== EXERCISE MATERIAL ==

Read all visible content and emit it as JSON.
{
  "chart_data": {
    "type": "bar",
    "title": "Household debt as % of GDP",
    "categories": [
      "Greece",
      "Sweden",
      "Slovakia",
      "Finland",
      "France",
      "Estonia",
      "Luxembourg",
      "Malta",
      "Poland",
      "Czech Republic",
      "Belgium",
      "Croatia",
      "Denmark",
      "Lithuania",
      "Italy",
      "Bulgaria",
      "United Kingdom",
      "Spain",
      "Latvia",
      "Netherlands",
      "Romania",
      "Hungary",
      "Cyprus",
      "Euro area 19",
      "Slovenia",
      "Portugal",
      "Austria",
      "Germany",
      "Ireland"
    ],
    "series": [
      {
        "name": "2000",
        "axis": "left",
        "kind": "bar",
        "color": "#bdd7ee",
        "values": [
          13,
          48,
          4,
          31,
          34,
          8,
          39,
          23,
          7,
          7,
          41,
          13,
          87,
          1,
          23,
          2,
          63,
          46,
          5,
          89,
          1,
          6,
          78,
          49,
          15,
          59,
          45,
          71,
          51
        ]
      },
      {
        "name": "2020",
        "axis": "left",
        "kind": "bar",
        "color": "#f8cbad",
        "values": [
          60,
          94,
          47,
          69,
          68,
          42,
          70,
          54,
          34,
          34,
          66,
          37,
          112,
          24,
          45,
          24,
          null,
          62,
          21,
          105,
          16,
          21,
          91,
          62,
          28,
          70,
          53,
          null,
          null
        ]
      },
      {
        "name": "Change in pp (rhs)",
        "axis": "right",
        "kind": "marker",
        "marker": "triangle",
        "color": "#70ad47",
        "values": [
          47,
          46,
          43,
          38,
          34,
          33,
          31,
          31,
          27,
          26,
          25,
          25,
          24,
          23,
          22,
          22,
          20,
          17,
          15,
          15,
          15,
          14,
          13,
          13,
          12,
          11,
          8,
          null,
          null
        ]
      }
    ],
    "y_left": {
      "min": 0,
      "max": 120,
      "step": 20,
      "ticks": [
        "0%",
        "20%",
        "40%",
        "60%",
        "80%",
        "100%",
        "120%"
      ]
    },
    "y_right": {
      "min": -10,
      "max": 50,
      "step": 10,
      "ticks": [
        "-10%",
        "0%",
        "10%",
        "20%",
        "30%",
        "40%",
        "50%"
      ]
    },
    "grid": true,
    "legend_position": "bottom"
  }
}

===
== EXERCISE MATERIAL ==

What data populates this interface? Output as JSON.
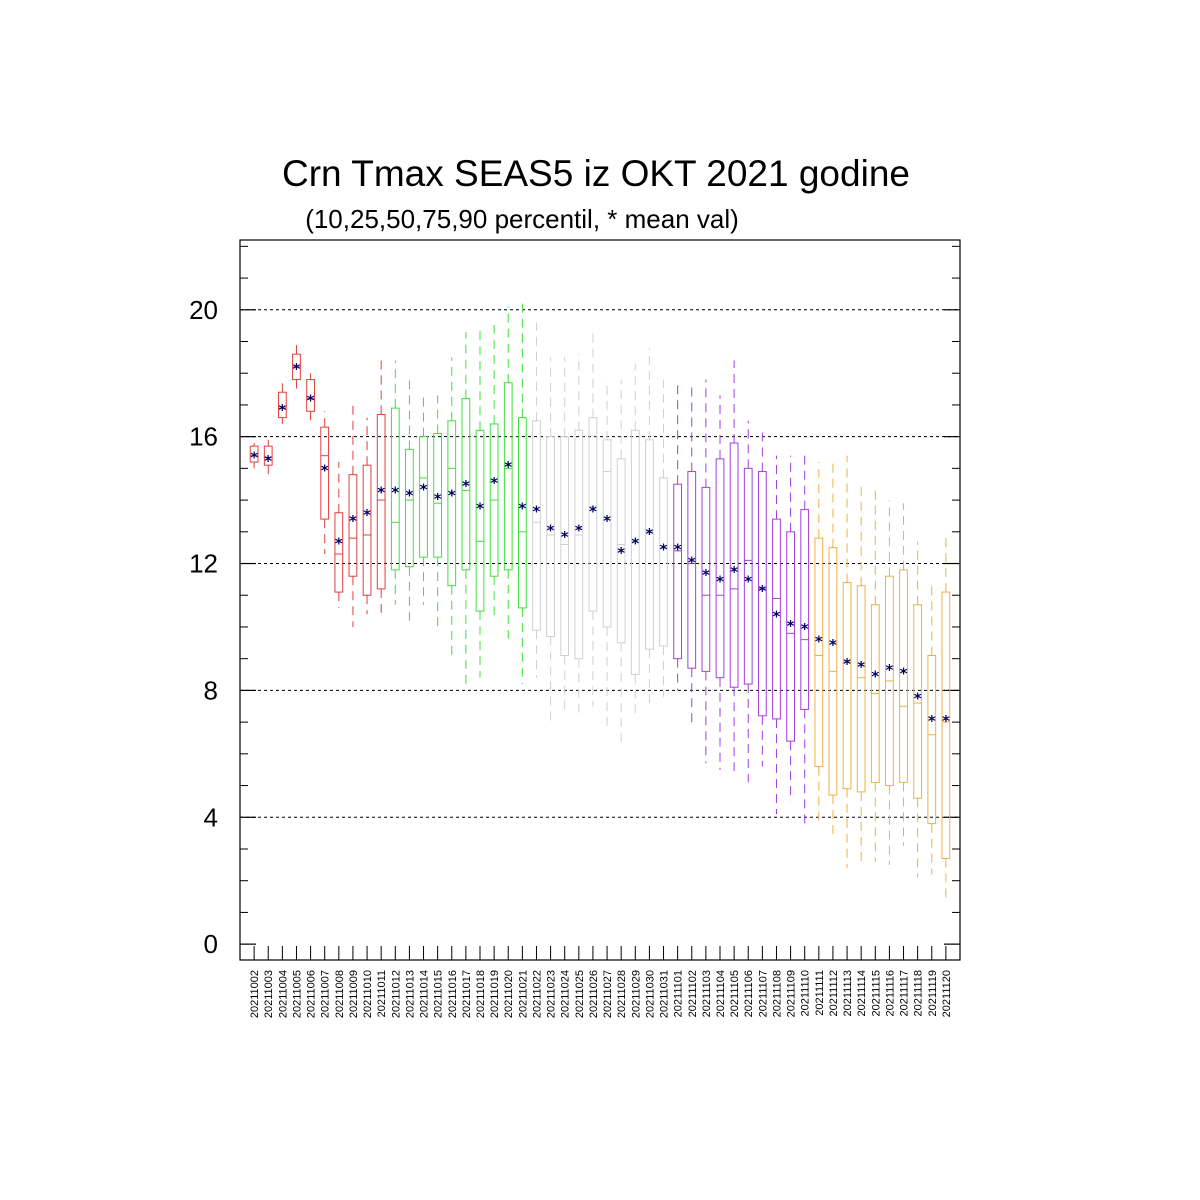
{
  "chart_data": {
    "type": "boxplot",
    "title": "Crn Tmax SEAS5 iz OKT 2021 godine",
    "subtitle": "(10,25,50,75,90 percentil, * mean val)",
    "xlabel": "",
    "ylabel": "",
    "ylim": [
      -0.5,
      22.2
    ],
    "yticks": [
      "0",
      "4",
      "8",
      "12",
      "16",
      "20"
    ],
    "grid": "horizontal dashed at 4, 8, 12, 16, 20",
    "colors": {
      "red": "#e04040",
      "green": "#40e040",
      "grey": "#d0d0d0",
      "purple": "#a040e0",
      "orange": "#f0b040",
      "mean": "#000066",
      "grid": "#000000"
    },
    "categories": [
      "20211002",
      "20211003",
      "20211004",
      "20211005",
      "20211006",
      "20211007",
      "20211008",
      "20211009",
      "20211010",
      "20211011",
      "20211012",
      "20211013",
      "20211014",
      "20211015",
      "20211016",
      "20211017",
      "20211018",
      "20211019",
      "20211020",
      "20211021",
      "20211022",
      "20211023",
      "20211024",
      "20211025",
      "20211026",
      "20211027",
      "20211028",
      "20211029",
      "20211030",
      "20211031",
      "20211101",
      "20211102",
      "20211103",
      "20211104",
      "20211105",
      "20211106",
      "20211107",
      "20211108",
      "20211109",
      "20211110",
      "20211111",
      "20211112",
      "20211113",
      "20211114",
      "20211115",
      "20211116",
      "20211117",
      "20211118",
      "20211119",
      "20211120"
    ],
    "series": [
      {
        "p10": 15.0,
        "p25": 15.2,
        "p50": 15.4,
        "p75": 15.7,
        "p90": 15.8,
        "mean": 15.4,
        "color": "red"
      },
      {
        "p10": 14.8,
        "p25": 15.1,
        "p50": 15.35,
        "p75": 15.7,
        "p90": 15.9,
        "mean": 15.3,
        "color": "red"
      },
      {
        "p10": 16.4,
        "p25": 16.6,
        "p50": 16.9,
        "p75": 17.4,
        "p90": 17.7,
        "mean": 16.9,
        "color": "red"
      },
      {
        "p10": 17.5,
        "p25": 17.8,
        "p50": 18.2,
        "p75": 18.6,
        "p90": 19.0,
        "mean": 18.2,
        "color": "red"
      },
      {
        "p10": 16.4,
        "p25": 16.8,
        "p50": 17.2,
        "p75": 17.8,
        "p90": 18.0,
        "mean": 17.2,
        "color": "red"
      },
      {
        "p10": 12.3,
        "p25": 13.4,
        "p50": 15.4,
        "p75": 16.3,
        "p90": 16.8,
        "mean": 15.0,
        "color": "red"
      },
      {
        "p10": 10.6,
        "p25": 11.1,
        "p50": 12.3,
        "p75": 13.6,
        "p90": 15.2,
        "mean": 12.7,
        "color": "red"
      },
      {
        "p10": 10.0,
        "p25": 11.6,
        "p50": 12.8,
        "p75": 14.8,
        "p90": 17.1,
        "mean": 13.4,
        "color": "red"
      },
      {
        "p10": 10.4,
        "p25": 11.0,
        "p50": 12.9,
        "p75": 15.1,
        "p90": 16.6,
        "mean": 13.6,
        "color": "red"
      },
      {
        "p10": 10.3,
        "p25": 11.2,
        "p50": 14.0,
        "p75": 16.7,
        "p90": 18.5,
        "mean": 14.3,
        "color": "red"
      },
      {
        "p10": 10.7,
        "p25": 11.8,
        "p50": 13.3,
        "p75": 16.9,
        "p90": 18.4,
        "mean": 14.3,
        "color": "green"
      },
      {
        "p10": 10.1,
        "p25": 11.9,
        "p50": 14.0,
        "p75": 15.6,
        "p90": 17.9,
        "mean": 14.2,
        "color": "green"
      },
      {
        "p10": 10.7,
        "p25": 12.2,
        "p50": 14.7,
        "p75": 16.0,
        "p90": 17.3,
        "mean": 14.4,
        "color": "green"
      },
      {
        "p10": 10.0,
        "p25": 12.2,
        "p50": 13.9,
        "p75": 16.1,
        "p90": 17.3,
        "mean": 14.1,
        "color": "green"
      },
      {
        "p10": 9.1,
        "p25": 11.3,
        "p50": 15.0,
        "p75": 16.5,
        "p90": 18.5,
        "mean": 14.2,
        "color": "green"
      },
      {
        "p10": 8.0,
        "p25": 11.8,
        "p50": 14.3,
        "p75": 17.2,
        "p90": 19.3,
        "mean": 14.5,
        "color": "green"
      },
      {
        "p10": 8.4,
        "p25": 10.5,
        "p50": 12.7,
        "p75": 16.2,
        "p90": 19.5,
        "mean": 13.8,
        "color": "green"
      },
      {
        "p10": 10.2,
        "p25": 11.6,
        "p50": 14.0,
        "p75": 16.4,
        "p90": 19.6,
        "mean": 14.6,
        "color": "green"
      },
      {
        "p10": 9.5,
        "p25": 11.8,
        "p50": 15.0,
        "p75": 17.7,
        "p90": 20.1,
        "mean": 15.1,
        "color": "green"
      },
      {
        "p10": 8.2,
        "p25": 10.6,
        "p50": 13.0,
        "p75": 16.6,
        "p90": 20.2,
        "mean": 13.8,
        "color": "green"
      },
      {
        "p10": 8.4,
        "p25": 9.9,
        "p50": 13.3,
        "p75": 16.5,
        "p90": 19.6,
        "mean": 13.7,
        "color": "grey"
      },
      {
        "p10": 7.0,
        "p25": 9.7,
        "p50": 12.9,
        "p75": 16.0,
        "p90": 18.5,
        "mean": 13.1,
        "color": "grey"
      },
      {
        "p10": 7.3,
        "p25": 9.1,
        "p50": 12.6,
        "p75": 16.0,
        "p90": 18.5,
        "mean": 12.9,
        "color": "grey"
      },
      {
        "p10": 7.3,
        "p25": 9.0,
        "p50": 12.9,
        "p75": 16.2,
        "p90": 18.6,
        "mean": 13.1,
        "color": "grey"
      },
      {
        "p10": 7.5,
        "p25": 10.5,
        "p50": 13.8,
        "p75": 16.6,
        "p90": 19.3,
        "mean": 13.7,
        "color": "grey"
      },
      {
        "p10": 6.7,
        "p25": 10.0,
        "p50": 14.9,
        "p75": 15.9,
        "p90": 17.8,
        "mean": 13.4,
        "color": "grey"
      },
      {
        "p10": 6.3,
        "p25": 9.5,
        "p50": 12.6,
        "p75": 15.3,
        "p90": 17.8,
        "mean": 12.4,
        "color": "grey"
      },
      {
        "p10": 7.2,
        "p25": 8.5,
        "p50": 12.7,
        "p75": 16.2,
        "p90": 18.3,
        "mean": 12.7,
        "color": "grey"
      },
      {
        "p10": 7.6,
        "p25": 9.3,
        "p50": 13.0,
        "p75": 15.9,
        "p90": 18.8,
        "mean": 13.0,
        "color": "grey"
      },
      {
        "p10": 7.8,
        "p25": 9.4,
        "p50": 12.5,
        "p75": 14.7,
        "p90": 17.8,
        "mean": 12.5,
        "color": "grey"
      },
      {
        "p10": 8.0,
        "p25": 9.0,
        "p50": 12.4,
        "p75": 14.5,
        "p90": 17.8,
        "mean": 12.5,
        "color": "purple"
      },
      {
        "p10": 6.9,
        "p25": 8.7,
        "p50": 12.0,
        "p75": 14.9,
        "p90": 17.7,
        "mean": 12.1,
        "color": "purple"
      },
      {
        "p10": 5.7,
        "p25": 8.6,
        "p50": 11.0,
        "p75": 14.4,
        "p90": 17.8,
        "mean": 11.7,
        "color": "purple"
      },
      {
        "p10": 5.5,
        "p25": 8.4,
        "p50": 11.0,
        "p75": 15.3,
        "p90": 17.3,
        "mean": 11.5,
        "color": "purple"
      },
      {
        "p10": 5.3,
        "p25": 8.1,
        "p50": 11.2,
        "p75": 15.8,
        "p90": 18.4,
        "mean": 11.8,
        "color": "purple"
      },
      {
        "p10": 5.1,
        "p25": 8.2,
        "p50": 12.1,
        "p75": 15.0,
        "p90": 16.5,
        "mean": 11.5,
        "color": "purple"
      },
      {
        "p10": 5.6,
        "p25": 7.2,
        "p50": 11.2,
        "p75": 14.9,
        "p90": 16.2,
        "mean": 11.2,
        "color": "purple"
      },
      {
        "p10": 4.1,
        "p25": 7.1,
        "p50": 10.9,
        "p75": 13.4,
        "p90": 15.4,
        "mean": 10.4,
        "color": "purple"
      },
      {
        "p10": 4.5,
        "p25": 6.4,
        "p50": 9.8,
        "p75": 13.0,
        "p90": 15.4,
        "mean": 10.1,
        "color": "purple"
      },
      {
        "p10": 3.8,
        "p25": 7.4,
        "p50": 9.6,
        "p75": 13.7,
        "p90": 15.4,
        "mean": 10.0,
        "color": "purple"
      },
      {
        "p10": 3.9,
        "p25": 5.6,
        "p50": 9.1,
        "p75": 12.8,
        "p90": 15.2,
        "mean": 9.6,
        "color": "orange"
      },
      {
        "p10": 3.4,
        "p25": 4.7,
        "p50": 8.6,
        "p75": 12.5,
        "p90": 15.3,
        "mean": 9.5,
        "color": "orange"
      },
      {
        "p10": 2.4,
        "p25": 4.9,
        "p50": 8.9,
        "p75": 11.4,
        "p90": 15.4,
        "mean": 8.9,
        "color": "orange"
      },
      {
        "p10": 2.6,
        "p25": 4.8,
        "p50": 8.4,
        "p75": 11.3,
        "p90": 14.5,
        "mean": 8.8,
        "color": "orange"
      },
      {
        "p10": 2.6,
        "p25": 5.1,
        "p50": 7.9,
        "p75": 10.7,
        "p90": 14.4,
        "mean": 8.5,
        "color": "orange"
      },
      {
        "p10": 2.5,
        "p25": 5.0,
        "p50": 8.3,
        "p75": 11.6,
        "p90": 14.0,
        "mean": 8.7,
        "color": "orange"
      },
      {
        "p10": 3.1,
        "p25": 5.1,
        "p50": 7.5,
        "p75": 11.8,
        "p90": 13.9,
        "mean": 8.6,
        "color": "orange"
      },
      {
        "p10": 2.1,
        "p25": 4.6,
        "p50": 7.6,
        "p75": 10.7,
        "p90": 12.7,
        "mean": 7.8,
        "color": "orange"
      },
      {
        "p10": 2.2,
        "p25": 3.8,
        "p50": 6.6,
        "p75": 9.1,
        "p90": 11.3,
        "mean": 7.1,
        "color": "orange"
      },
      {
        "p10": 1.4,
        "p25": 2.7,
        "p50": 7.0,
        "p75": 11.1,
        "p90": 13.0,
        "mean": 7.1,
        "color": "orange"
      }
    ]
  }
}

===

In the records above, find each line with the word "grid" and copy it.

    "grid": true,
    "grid": "horizontal dashed at 4, 8, 12, 16, 20",
      "grid": "#000000"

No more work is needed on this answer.